┌──
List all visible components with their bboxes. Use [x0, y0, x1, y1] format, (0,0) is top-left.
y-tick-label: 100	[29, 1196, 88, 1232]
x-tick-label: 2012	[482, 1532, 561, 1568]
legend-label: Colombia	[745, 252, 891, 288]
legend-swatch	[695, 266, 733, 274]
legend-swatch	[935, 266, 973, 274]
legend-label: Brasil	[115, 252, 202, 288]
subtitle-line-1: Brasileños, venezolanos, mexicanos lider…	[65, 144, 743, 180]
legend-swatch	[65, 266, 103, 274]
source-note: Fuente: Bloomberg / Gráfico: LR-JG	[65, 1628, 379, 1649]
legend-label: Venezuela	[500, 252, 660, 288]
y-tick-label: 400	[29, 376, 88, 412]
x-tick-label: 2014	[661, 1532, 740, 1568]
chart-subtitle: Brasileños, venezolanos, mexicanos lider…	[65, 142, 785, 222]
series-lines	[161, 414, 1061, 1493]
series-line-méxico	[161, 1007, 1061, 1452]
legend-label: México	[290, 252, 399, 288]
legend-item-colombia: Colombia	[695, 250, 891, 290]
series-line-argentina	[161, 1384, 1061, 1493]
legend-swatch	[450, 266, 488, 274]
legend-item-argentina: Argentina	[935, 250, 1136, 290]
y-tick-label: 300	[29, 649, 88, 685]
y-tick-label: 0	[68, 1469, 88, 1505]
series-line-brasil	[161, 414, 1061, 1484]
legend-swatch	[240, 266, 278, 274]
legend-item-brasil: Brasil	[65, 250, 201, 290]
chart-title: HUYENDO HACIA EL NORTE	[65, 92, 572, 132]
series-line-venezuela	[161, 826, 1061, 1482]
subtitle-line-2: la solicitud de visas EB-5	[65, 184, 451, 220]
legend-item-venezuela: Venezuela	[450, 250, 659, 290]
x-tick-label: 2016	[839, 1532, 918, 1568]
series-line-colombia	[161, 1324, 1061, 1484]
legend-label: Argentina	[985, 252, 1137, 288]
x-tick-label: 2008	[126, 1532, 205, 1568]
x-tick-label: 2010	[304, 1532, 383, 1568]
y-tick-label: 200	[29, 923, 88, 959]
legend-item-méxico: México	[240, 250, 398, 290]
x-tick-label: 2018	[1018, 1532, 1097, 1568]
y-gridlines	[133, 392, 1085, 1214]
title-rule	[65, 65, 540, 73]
└──
Format every line of the entries above as a Markdown table with two columns, Row and Line, where Row numbers the lines in order and Line holds each line's text. Leave out blank lines.

| Row | Line |
|---|---|
| 1 | List all visible components with their bboxes. Use [x0, y0, x1, y1] format, (0,0) is top-left. |
| 2 | y-tick-label: 100	[29, 1196, 88, 1232] |
| 3 | x-tick-label: 2012	[482, 1532, 561, 1568] |
| 4 | legend-label: Colombia	[745, 252, 891, 288] |
| 5 | legend-swatch	[695, 266, 733, 274] |
| 6 | legend-swatch	[935, 266, 973, 274] |
| 7 | legend-label: Brasil	[115, 252, 202, 288] |
| 8 | subtitle-line-1: Brasileños, venezolanos, mexicanos lider…	[65, 144, 743, 180] |
| 9 | legend-swatch	[65, 266, 103, 274] |
| 10 | source-note: Fuente: Bloomberg / Gráfico: LR-JG	[65, 1628, 379, 1649] |
| 11 | legend-label: Venezuela	[500, 252, 660, 288] |
| 12 | y-tick-label: 400	[29, 376, 88, 412] |
| 13 | x-tick-label: 2014	[661, 1532, 740, 1568] |
| 14 | chart-subtitle: Brasileños, venezolanos, mexicanos lider…	[65, 142, 785, 222] |
| 15 | series-lines	[161, 414, 1061, 1493] |
| 16 | series-line-méxico	[161, 1007, 1061, 1452] |
| 17 | legend-label: México	[290, 252, 399, 288] |
| 18 | legend-item-colombia: Colombia	[695, 250, 891, 290] |
| 19 | series-line-argentina	[161, 1384, 1061, 1493] |
| 20 | legend-swatch	[450, 266, 488, 274] |
| 21 | legend-item-argentina: Argentina	[935, 250, 1136, 290] |
| 22 | y-tick-label: 300	[29, 649, 88, 685] |
| 23 | y-tick-label: 0	[68, 1469, 88, 1505] |
| 24 | series-line-brasil	[161, 414, 1061, 1484] |
| 25 | legend-swatch	[240, 266, 278, 274] |
| 26 | legend-item-brasil: Brasil	[65, 250, 201, 290] |
| 27 | chart-title: HUYENDO HACIA EL NORTE	[65, 92, 572, 132] |
| 28 | series-line-venezuela	[161, 826, 1061, 1482] |
| 29 | subtitle-line-2: la solicitud de visas EB-5	[65, 184, 451, 220] |
| 30 | legend-item-venezuela: Venezuela	[450, 250, 659, 290] |
| 31 | x-tick-label: 2016	[839, 1532, 918, 1568] |
| 32 | series-line-colombia	[161, 1324, 1061, 1484] |
| 33 | legend-label: Argentina	[985, 252, 1137, 288] |
| 34 | x-tick-label: 2008	[126, 1532, 205, 1568] |
| 35 | x-tick-label: 2010	[304, 1532, 383, 1568] |
| 36 | y-tick-label: 200	[29, 923, 88, 959] |
| 37 | legend-item-méxico: México	[240, 250, 398, 290] |
| 38 | x-tick-label: 2018	[1018, 1532, 1097, 1568] |
| 39 | y-gridlines	[133, 392, 1085, 1214] |
| 40 | title-rule	[65, 65, 540, 73] |